- **STATED GOAL**
Skip all pictures, then print the remaining material exactly.

- **SUPPLIED DATA**
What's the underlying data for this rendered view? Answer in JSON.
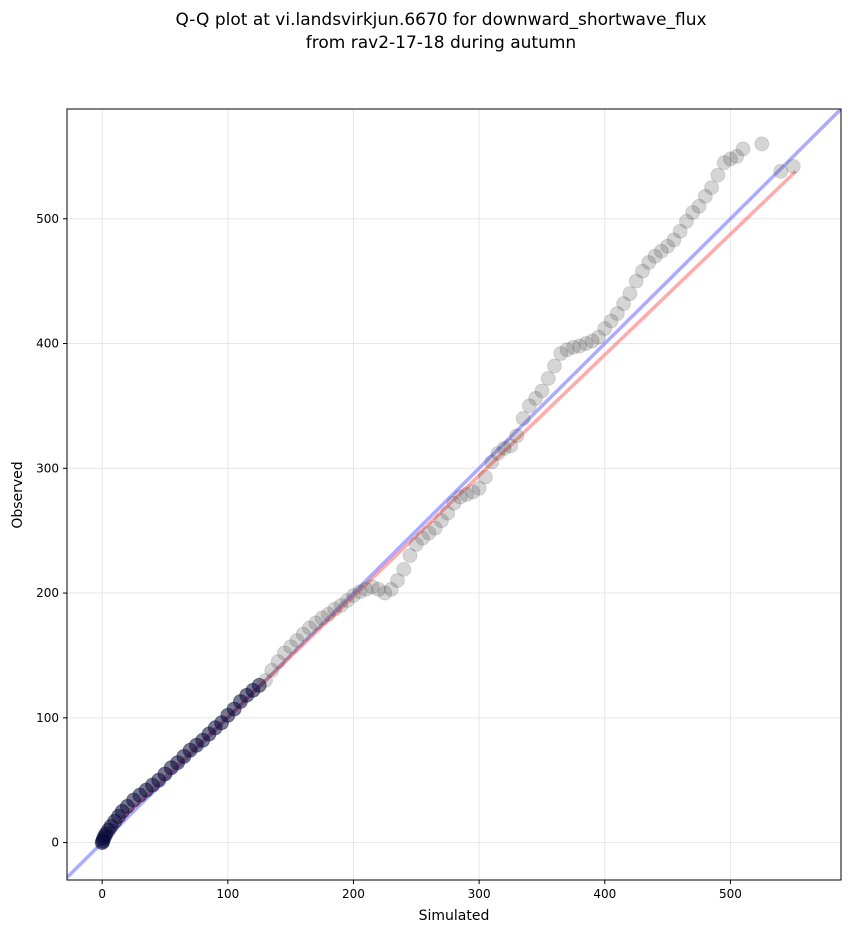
{
  "chart_data": {
    "type": "scatter",
    "title": "Q-Q plot at vi.landsvirkjun.6670 for downward_shortwave_flux",
    "subtitle": "from rav2-17-18 during autumn",
    "xlabel": "Simulated",
    "ylabel": "Observed",
    "xlim": [
      -28,
      588
    ],
    "ylim": [
      -30,
      588
    ],
    "xticks": [
      0,
      100,
      200,
      300,
      400,
      500
    ],
    "yticks": [
      0,
      100,
      200,
      300,
      400,
      500
    ],
    "grid": true,
    "colors": {
      "points": "#404040",
      "low_points": "#0a0a3a",
      "identity_line": "#6666ff",
      "fit_line": "#ff6666",
      "grid": "#e6e6e6"
    },
    "identity_line": {
      "x": [
        -28,
        588
      ],
      "y": [
        -28,
        588
      ]
    },
    "fit_line": {
      "x": [
        0,
        552
      ],
      "y": [
        4,
        538
      ]
    },
    "quantiles": {
      "x": [
        0,
        0.5,
        1,
        2,
        3,
        5,
        7,
        10,
        13,
        16,
        20,
        25,
        30,
        35,
        40,
        45,
        50,
        55,
        60,
        65,
        70,
        75,
        80,
        85,
        90,
        95,
        100,
        105,
        110,
        115,
        120,
        125,
        130,
        135,
        140,
        145,
        150,
        155,
        160,
        165,
        170,
        175,
        180,
        185,
        190,
        195,
        200,
        205,
        210,
        215,
        220,
        225,
        230,
        235,
        240,
        245,
        250,
        255,
        260,
        265,
        270,
        275,
        280,
        285,
        290,
        295,
        300,
        305,
        310,
        315,
        320,
        325,
        330,
        335,
        340,
        345,
        350,
        355,
        360,
        365,
        370,
        375,
        380,
        385,
        390,
        395,
        400,
        405,
        410,
        415,
        420,
        425,
        430,
        435,
        440,
        445,
        450,
        455,
        460,
        465,
        470,
        475,
        480,
        485,
        490,
        495,
        500,
        505,
        510,
        525,
        540,
        550
      ],
      "y": [
        0,
        1,
        3,
        5,
        7,
        10,
        13,
        17,
        21,
        25,
        29,
        34,
        38,
        42,
        46,
        50,
        55,
        60,
        64,
        69,
        74,
        78,
        82,
        87,
        92,
        96,
        102,
        107,
        113,
        118,
        122,
        126,
        130,
        138,
        145,
        152,
        157,
        162,
        167,
        172,
        176,
        180,
        183,
        187,
        190,
        194,
        198,
        201,
        203,
        205,
        203,
        200,
        203,
        210,
        219,
        230,
        239,
        244,
        248,
        252,
        258,
        264,
        272,
        277,
        279,
        281,
        284,
        293,
        305,
        312,
        316,
        318,
        326,
        340,
        350,
        356,
        362,
        372,
        382,
        392,
        395,
        397,
        398,
        400,
        402,
        405,
        412,
        418,
        424,
        432,
        440,
        450,
        458,
        465,
        470,
        474,
        478,
        483,
        490,
        498,
        505,
        510,
        518,
        525,
        535,
        545,
        548,
        550,
        556,
        560,
        538,
        542
      ]
    }
  }
}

- **SOLUTION BELOW**
What's the underlying data for this rendered view? Answer in JSON.
{
  "chart_data": {
    "type": "scatter",
    "title": "Q-Q plot at vi.landsvirkjun.6670 for downward_shortwave_flux",
    "subtitle": "from rav2-17-18 during autumn",
    "xlabel": "Simulated",
    "ylabel": "Observed",
    "xlim": [
      -28,
      588
    ],
    "ylim": [
      -30,
      588
    ],
    "xticks": [
      0,
      100,
      200,
      300,
      400,
      500
    ],
    "yticks": [
      0,
      100,
      200,
      300,
      400,
      500
    ],
    "grid": true,
    "colors": {
      "points": "#404040",
      "low_points": "#0a0a3a",
      "identity_line": "#6666ff",
      "fit_line": "#ff6666",
      "grid": "#e6e6e6"
    },
    "identity_line": {
      "x": [
        -28,
        588
      ],
      "y": [
        -28,
        588
      ]
    },
    "fit_line": {
      "x": [
        0,
        552
      ],
      "y": [
        4,
        538
      ]
    },
    "quantiles": {
      "x": [
        0,
        0.5,
        1,
        2,
        3,
        5,
        7,
        10,
        13,
        16,
        20,
        25,
        30,
        35,
        40,
        45,
        50,
        55,
        60,
        65,
        70,
        75,
        80,
        85,
        90,
        95,
        100,
        105,
        110,
        115,
        120,
        125,
        130,
        135,
        140,
        145,
        150,
        155,
        160,
        165,
        170,
        175,
        180,
        185,
        190,
        195,
        200,
        205,
        210,
        215,
        220,
        225,
        230,
        235,
        240,
        245,
        250,
        255,
        260,
        265,
        270,
        275,
        280,
        285,
        290,
        295,
        300,
        305,
        310,
        315,
        320,
        325,
        330,
        335,
        340,
        345,
        350,
        355,
        360,
        365,
        370,
        375,
        380,
        385,
        390,
        395,
        400,
        405,
        410,
        415,
        420,
        425,
        430,
        435,
        440,
        445,
        450,
        455,
        460,
        465,
        470,
        475,
        480,
        485,
        490,
        495,
        500,
        505,
        510,
        525,
        540,
        550
      ],
      "y": [
        0,
        1,
        3,
        5,
        7,
        10,
        13,
        17,
        21,
        25,
        29,
        34,
        38,
        42,
        46,
        50,
        55,
        60,
        64,
        69,
        74,
        78,
        82,
        87,
        92,
        96,
        102,
        107,
        113,
        118,
        122,
        126,
        130,
        138,
        145,
        152,
        157,
        162,
        167,
        172,
        176,
        180,
        183,
        187,
        190,
        194,
        198,
        201,
        203,
        205,
        203,
        200,
        203,
        210,
        219,
        230,
        239,
        244,
        248,
        252,
        258,
        264,
        272,
        277,
        279,
        281,
        284,
        293,
        305,
        312,
        316,
        318,
        326,
        340,
        350,
        356,
        362,
        372,
        382,
        392,
        395,
        397,
        398,
        400,
        402,
        405,
        412,
        418,
        424,
        432,
        440,
        450,
        458,
        465,
        470,
        474,
        478,
        483,
        490,
        498,
        505,
        510,
        518,
        525,
        535,
        545,
        548,
        550,
        556,
        560,
        538,
        542
      ]
    }
  }
}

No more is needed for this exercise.